__What is expected__. Note how many lines contain "profit" and give that number, with nothing else.

__Records provided__.
(begin)

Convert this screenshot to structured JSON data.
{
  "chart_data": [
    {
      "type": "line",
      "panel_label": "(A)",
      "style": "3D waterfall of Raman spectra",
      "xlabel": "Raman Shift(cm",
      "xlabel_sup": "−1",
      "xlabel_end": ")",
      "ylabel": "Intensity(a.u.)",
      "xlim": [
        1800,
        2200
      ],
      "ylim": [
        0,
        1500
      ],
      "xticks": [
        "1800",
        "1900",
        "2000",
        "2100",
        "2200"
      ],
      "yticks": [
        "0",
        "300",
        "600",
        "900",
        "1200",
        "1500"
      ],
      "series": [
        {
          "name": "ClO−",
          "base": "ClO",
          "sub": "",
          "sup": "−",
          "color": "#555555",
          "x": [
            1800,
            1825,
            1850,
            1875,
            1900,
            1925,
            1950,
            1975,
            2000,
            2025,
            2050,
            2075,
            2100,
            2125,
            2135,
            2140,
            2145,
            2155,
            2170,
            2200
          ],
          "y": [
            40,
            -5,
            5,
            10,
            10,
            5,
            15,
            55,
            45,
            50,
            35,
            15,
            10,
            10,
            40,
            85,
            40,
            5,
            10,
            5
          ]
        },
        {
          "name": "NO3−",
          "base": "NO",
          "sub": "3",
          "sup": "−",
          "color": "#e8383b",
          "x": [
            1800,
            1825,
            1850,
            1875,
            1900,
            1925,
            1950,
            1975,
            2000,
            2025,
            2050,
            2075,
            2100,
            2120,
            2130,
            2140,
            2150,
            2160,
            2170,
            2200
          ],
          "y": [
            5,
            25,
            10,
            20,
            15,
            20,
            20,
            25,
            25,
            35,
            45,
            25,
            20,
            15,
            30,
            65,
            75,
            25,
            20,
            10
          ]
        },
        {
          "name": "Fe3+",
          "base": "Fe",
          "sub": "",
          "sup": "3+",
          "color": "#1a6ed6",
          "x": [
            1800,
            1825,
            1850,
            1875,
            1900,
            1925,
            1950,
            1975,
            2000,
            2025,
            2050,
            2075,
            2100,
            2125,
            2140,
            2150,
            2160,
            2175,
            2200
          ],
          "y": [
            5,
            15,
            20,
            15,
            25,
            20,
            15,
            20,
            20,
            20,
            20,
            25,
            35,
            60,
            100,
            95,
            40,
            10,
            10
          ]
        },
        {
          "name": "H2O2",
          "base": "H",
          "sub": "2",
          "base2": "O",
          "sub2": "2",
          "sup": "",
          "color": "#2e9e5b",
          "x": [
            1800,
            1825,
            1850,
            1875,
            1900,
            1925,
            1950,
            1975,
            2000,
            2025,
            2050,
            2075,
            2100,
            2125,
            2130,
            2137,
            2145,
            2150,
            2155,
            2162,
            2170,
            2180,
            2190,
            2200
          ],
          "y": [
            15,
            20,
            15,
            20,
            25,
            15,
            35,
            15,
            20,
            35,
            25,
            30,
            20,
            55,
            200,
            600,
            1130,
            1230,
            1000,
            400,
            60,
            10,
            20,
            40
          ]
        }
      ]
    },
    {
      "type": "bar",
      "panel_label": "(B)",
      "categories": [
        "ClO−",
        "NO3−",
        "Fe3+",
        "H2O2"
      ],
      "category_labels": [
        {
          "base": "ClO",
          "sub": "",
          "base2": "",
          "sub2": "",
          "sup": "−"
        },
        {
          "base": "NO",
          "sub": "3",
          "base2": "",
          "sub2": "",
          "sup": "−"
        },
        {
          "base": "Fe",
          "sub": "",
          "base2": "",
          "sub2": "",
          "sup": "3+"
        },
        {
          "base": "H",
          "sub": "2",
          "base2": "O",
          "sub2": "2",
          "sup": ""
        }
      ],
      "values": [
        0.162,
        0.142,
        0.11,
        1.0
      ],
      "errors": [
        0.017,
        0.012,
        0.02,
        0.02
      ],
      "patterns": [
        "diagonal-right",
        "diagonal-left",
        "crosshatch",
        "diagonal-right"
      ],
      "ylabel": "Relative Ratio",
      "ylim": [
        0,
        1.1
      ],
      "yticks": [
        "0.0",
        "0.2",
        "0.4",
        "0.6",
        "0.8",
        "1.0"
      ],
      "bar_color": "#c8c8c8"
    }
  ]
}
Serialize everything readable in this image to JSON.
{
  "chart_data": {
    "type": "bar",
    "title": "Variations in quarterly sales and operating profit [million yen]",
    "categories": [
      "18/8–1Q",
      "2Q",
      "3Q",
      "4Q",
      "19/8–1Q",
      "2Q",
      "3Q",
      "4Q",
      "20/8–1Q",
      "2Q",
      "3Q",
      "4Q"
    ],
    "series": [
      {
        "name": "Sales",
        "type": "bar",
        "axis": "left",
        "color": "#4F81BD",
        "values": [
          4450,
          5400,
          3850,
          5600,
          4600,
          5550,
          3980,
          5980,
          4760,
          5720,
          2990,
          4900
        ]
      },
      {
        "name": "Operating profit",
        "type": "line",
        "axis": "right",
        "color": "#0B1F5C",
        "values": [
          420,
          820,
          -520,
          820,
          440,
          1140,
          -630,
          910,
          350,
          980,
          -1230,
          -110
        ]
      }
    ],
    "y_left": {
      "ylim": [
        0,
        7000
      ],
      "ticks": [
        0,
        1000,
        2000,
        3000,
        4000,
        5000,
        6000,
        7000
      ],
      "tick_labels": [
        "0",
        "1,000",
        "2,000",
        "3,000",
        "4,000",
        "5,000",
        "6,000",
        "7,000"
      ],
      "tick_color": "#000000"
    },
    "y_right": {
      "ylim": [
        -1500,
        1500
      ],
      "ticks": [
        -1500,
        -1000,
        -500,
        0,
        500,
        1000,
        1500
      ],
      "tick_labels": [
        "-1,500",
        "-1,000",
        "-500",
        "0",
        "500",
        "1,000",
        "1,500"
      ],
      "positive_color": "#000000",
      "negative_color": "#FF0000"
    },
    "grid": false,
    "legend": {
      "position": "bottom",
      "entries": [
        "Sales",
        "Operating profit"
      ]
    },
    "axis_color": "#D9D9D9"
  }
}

(end)

__Reply__. 3